Records for this task:
***

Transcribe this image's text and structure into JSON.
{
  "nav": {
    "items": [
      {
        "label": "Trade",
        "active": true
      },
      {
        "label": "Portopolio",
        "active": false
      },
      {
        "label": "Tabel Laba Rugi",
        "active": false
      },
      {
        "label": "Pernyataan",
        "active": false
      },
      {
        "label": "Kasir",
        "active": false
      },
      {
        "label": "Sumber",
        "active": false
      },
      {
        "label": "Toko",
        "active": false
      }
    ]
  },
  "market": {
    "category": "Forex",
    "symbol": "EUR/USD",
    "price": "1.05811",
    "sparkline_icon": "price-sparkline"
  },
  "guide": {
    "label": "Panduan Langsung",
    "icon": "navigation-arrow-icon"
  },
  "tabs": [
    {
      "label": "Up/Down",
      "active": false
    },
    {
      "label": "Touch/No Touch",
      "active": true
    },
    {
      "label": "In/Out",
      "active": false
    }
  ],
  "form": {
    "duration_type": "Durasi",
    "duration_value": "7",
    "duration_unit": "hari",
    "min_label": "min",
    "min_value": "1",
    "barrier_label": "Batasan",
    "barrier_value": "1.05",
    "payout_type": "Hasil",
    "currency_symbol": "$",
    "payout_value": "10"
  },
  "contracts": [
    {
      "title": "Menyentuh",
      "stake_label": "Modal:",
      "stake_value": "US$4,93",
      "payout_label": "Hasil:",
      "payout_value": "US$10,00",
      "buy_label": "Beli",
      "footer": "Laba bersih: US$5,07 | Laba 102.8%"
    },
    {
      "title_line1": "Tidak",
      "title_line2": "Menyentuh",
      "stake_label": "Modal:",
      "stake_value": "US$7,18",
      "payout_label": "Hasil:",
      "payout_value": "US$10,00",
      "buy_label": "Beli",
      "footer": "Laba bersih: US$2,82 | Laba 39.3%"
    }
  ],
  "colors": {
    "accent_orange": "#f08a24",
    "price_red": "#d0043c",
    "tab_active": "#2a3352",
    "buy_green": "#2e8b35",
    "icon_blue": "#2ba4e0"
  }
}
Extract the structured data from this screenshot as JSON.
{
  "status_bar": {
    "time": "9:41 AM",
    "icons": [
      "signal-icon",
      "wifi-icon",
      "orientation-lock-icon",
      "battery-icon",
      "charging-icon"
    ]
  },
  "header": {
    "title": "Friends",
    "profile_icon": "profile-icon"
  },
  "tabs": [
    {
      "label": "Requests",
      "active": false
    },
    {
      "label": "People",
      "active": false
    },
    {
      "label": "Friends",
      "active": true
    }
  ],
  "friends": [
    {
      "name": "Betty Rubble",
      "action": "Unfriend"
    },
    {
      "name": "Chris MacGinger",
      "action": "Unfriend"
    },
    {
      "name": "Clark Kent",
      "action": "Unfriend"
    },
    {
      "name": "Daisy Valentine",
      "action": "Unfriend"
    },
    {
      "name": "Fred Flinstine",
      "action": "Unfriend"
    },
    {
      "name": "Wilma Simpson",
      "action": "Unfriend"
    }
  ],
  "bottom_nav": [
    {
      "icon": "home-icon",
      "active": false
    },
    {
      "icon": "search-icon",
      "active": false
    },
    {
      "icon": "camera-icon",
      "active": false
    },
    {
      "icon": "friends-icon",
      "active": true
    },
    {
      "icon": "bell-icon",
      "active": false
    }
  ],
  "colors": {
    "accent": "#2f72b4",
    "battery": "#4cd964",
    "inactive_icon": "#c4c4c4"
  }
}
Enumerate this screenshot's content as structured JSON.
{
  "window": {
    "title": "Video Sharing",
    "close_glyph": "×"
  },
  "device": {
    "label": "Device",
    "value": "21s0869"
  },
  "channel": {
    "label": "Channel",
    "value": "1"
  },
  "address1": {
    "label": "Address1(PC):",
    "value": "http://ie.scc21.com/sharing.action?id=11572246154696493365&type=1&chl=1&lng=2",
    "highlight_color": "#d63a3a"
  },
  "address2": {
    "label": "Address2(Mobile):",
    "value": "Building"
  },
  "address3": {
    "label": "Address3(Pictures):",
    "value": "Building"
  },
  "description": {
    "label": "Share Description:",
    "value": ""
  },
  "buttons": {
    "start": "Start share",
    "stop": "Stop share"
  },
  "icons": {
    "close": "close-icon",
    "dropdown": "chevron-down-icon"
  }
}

***

Written problem: How many lines of these entries contain the string "Laba"? Reply with the number alone.

Result for this exercise: 3